■ **Dataset excerpts**
- - - - - - -
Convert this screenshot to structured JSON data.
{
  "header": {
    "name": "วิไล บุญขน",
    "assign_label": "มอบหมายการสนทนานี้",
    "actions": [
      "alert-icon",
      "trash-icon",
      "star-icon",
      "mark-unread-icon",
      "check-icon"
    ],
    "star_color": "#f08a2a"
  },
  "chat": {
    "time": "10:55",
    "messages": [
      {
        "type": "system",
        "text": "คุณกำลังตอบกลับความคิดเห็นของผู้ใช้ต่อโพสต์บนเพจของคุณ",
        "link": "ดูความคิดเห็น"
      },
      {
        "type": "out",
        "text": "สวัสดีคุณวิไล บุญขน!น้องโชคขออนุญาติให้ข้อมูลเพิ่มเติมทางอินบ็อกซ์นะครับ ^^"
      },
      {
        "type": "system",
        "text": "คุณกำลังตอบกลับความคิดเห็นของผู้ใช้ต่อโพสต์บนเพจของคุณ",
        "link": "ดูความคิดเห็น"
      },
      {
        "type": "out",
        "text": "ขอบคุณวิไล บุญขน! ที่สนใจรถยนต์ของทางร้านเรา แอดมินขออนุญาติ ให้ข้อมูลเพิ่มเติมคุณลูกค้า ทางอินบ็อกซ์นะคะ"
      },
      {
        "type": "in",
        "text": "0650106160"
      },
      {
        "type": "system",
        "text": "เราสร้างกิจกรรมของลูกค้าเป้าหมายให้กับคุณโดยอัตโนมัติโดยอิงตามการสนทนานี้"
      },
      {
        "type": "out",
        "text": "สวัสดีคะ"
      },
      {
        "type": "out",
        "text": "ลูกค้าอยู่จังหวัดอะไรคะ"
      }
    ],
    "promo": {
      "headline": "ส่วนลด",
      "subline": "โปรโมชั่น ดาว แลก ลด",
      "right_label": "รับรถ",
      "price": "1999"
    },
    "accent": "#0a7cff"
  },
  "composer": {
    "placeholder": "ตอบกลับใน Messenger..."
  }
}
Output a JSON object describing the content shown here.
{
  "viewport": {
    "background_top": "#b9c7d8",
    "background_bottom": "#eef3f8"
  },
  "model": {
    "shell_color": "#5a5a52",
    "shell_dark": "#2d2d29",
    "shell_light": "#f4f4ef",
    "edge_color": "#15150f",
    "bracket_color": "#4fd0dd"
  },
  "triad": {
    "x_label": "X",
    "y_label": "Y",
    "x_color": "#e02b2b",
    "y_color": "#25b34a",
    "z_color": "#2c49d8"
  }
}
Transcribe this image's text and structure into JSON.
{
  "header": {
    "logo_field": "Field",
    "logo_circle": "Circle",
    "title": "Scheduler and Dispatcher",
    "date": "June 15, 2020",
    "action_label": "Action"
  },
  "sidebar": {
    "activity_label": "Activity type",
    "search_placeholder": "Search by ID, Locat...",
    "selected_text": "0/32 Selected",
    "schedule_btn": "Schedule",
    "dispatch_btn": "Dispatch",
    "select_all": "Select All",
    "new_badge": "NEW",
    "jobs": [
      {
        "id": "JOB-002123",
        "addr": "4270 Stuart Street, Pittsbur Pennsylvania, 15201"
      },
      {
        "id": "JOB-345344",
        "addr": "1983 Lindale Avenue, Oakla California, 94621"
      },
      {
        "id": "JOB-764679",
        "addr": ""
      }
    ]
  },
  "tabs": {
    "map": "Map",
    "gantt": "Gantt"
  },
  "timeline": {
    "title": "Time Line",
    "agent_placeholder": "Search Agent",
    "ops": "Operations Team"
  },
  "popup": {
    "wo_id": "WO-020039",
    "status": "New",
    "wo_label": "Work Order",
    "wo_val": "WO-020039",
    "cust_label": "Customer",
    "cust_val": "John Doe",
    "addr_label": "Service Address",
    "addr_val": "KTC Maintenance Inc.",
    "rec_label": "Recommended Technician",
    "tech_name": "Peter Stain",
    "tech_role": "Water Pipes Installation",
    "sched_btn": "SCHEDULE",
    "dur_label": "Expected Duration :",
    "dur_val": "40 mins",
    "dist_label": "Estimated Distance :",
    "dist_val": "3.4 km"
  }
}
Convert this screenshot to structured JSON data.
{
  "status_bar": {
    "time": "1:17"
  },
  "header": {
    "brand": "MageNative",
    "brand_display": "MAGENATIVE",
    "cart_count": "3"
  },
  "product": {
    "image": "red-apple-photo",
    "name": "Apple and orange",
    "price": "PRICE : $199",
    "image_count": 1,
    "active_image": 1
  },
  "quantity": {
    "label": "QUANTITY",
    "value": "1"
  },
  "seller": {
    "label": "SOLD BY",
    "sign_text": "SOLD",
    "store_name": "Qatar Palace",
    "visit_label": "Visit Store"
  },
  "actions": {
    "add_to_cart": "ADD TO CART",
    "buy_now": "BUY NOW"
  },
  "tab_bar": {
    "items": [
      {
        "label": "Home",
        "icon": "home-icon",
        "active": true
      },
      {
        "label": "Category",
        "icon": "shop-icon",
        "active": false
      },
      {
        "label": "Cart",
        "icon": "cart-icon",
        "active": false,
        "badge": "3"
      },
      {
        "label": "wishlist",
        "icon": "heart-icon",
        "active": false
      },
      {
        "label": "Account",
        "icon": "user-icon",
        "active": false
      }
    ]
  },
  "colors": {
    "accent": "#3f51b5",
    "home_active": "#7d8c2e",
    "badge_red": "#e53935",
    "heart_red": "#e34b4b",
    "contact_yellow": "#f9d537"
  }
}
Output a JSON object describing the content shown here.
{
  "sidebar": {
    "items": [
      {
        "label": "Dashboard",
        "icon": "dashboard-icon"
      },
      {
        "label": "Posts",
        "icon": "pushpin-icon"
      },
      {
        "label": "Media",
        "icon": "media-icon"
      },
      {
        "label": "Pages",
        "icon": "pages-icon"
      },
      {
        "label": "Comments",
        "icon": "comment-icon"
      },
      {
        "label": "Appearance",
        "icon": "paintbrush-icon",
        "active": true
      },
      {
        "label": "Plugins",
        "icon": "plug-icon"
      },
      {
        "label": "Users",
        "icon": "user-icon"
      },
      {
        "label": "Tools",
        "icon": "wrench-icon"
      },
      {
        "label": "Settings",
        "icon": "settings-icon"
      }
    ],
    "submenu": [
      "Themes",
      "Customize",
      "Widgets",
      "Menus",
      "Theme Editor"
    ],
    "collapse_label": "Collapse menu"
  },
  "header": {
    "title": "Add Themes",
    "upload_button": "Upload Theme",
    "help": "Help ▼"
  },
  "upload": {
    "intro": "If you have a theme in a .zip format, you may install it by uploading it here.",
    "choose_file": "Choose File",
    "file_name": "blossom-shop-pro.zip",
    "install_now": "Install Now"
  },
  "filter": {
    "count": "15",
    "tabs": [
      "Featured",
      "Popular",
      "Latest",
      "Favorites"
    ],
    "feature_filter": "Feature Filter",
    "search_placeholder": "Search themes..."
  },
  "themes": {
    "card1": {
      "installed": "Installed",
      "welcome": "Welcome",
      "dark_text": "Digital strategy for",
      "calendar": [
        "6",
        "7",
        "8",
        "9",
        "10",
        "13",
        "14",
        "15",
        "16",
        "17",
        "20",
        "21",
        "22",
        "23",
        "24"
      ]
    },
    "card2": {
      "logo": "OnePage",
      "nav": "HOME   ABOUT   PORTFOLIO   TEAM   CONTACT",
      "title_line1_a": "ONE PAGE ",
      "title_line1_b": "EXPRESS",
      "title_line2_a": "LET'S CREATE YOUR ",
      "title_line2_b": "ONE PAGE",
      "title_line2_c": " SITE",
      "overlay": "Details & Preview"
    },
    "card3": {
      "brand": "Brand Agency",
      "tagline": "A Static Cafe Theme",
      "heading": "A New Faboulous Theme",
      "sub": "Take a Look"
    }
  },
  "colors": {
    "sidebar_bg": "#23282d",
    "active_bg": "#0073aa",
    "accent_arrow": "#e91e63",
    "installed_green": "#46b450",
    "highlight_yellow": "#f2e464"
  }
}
- - - - - - -
Check each line in the records for the word "Search" and say how many have it, with nothing else.

■ **Output of the exercise**
3